- **WRITTEN TASK**
Write out all lines holding the word "color".
----- PROVIDED RECORDS
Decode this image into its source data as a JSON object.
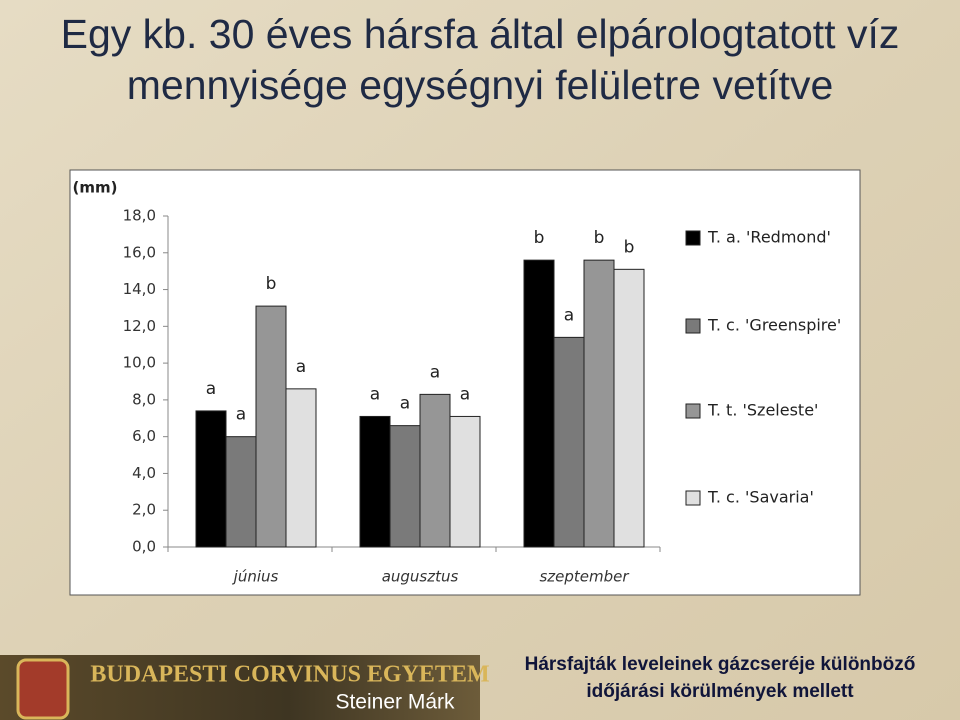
{
  "slide": {
    "title_lines": [
      "Egy kb. 30 éves hársfa által elpárologtatott víz",
      "mennyisége egységnyi felületre vetítve"
    ],
    "footer": {
      "university": "BUDAPESTI CORVINUS EGYETEM",
      "author": "Steiner Márk",
      "subtitle_lines": [
        "Hársfajták leveleinek gázcseréje különböző",
        "időjárási körülmények mellett"
      ]
    }
  },
  "chart_data": {
    "type": "bar",
    "y_label": "(mm)",
    "categories": [
      "június",
      "augusztus",
      "szeptember"
    ],
    "series": [
      {
        "name": "T. a. 'Redmond'",
        "color": "#000000",
        "values": [
          7.4,
          7.1,
          15.6
        ],
        "letters": [
          "a",
          "a",
          "b"
        ]
      },
      {
        "name": "T. c. 'Greenspire'",
        "color": "#7a7a7a",
        "values": [
          6.0,
          6.6,
          11.4
        ],
        "letters": [
          "a",
          "a",
          "a"
        ]
      },
      {
        "name": "T. t. 'Szeleste'",
        "color": "#969696",
        "values": [
          13.1,
          8.3,
          15.6
        ],
        "letters": [
          "b",
          "a",
          "b"
        ]
      },
      {
        "name": "T. c. 'Savaria'",
        "color": "#e0e0e0",
        "values": [
          8.6,
          7.1,
          15.1
        ],
        "letters": [
          "a",
          "a",
          "b"
        ]
      }
    ],
    "ylim": [
      0,
      18
    ],
    "yticks": [
      {
        "value": 0,
        "label": "0,0"
      },
      {
        "value": 2,
        "label": "2,0"
      },
      {
        "value": 4,
        "label": "4,0"
      },
      {
        "value": 6,
        "label": "6,0"
      },
      {
        "value": 8,
        "label": "8,0"
      },
      {
        "value": 10,
        "label": "10,0"
      },
      {
        "value": 12,
        "label": "12,0"
      },
      {
        "value": 14,
        "label": "14,0"
      },
      {
        "value": 16,
        "label": "16,0"
      },
      {
        "value": 18,
        "label": "18,0"
      }
    ],
    "legend": "right"
  }
}
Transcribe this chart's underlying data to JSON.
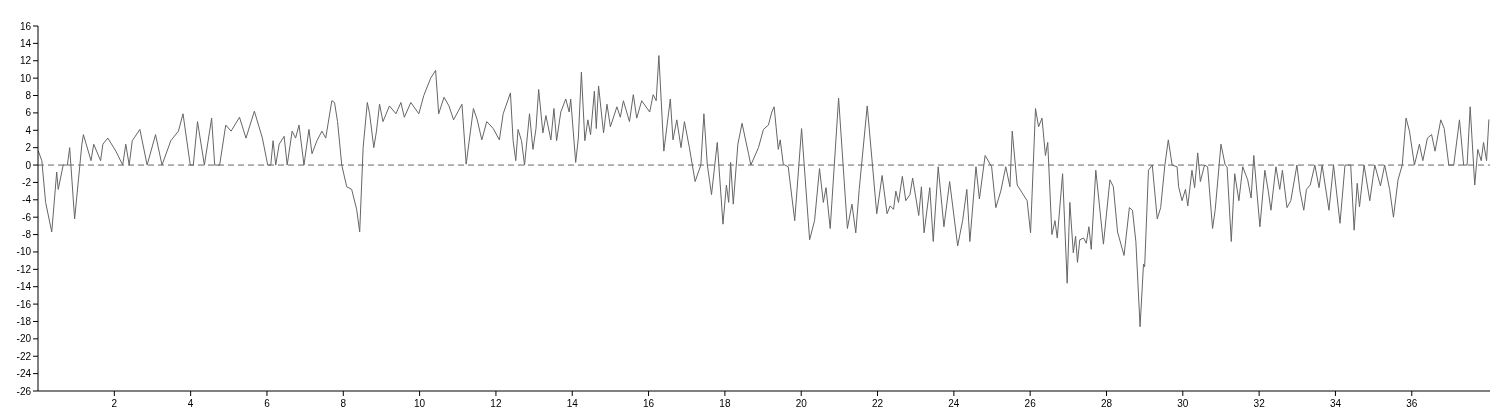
----------
- **EXPECTED ANSWER**
        "color": "#000000",
        "color": "#7a7a7a",
        "color": "#969696",
        "color": "#e0e0e0",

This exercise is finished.